Task material:
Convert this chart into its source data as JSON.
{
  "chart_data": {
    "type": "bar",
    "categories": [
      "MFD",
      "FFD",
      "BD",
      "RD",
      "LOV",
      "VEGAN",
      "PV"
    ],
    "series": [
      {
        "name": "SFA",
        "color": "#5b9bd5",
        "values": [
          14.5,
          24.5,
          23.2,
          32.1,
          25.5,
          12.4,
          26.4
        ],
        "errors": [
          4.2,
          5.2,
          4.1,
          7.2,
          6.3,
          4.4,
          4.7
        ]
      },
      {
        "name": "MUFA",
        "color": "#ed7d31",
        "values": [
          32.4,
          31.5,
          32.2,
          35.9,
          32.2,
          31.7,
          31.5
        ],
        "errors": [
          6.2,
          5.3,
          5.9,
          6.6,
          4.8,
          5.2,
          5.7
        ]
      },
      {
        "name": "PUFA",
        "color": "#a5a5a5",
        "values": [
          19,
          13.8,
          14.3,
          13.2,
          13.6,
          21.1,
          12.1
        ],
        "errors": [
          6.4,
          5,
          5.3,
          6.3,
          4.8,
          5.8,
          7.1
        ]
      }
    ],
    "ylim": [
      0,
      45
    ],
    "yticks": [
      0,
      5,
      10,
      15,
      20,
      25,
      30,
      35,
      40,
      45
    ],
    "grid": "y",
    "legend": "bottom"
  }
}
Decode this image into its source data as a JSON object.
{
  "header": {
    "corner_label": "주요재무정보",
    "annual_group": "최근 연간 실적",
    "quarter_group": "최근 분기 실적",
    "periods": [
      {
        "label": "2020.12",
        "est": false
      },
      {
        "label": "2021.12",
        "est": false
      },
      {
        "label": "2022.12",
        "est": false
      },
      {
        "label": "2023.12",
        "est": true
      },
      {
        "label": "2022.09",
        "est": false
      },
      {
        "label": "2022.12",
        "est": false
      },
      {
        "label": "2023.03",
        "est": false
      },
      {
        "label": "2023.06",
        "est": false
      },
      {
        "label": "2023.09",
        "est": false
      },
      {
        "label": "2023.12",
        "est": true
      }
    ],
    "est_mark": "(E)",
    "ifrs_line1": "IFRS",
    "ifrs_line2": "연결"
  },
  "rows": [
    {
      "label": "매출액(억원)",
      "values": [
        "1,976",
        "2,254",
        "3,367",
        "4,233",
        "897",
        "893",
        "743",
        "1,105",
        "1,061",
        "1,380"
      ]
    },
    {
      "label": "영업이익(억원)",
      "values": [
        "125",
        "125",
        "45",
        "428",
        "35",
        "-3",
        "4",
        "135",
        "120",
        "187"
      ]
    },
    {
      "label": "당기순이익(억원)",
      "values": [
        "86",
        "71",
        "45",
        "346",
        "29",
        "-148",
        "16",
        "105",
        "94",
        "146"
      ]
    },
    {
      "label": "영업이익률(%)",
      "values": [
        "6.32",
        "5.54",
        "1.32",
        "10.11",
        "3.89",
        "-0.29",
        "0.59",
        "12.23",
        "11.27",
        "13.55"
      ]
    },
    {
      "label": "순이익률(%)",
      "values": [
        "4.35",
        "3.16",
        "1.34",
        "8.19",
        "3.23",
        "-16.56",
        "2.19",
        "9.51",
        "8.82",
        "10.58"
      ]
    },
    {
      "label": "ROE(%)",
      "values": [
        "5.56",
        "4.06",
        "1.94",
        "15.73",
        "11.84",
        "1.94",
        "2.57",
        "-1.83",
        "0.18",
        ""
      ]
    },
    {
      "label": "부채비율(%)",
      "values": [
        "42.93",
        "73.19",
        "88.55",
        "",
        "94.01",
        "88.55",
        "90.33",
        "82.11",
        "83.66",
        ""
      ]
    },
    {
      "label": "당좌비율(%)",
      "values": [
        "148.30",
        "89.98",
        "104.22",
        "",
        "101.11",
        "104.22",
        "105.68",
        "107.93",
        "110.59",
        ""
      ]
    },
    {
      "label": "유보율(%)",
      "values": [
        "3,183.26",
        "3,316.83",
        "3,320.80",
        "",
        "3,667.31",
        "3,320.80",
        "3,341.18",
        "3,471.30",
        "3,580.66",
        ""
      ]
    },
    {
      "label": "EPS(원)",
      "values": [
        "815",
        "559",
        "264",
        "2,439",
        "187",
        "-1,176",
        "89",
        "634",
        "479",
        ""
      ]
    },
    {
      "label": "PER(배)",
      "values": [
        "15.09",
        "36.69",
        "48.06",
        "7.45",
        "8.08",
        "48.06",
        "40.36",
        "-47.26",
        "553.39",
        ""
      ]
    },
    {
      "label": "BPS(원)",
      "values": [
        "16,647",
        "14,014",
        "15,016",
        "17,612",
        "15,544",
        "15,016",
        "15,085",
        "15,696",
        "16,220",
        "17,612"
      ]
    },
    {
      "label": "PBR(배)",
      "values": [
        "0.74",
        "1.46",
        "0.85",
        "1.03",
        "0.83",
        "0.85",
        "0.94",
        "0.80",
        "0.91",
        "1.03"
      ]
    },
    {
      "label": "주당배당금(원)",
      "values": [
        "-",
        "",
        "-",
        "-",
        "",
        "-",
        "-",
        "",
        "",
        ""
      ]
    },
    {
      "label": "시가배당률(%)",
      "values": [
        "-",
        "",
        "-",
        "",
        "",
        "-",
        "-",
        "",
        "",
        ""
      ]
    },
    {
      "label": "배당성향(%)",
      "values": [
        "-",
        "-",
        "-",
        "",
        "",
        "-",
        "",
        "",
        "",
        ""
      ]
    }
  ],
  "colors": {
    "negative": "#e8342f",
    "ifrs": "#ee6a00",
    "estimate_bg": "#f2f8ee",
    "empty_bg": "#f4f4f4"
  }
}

What the exercise asks:
Out of the material above, select every line that holds the string "JSON".

Result:
Convert this chart into its source data as JSON.
Decode this image into its source data as a JSON object.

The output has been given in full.